(Dataset items)

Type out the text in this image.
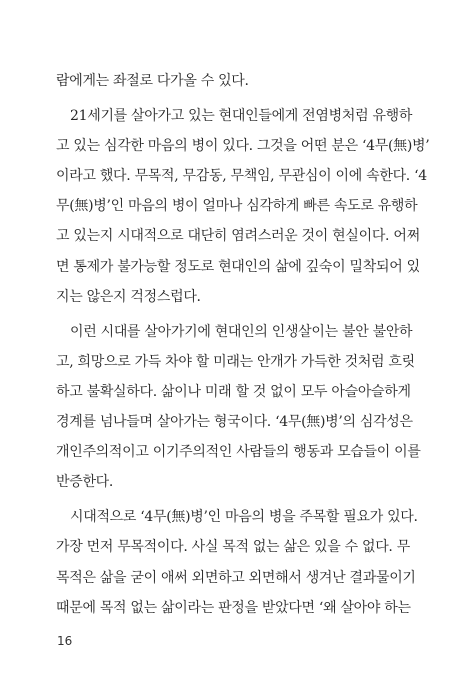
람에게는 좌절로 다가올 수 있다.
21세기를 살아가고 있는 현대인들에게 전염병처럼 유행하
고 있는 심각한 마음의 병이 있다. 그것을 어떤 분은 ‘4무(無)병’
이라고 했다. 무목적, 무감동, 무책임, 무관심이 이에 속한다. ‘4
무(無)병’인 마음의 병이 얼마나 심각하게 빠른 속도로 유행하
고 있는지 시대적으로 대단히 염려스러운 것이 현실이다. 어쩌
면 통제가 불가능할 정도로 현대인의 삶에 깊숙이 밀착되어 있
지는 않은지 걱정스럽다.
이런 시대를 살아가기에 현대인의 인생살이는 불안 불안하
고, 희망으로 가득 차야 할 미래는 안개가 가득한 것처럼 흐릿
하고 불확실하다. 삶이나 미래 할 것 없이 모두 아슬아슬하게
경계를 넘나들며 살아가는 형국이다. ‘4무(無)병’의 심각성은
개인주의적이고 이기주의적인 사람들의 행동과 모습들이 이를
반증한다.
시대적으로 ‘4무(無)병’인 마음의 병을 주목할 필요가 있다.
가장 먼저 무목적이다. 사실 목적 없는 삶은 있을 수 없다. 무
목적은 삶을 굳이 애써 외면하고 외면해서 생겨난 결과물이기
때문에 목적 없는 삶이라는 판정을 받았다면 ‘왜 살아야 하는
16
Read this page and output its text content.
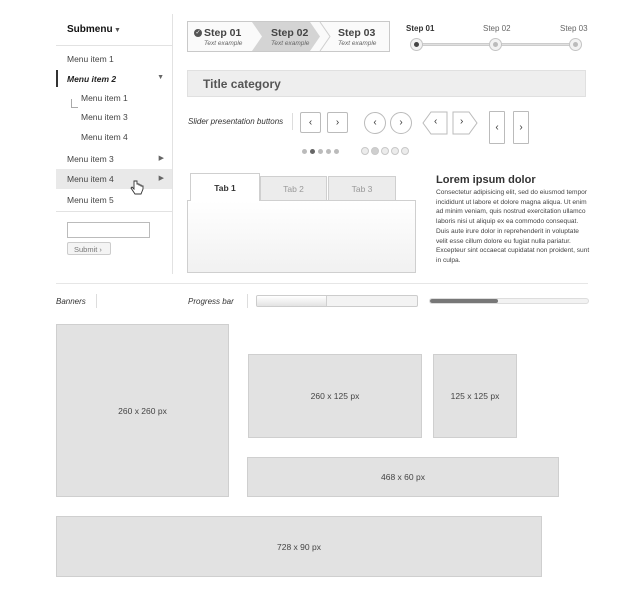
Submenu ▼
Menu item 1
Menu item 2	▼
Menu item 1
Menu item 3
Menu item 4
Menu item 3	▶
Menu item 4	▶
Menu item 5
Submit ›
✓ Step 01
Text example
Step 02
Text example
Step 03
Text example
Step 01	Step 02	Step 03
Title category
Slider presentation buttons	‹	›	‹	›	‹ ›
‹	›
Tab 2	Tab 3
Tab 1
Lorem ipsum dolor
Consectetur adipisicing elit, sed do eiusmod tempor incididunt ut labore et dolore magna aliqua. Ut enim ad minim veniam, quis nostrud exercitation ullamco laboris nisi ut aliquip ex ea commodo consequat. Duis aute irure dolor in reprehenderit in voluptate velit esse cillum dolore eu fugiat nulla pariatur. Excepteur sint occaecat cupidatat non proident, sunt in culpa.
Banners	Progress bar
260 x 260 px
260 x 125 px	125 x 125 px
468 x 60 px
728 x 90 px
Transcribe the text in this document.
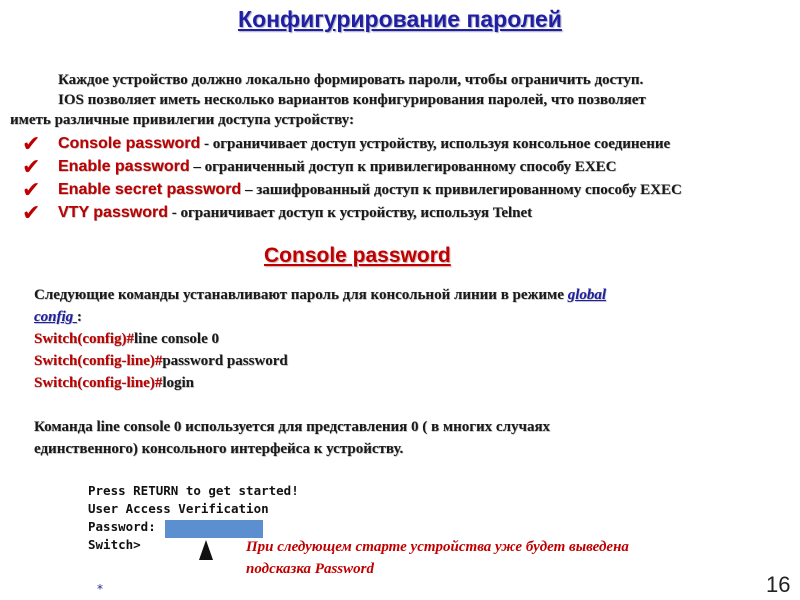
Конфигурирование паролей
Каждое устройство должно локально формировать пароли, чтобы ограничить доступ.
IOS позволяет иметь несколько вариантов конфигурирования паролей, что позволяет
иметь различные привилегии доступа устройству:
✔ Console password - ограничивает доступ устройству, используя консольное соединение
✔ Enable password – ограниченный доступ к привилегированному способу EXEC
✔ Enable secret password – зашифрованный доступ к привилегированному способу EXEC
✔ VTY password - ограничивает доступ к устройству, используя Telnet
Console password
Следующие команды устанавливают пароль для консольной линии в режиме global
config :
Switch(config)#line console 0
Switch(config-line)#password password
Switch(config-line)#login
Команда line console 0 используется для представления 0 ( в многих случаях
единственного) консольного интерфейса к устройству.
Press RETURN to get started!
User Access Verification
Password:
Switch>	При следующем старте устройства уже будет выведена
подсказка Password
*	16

> **WORK TO DO**: Pull every line containing "EXEC" out of the records.

> **REPLY**:
✔ Enable password – ограниченный доступ к привилегированному способу EXEC
✔ Enable secret password – зашифрованный доступ к привилегированному способу EXEC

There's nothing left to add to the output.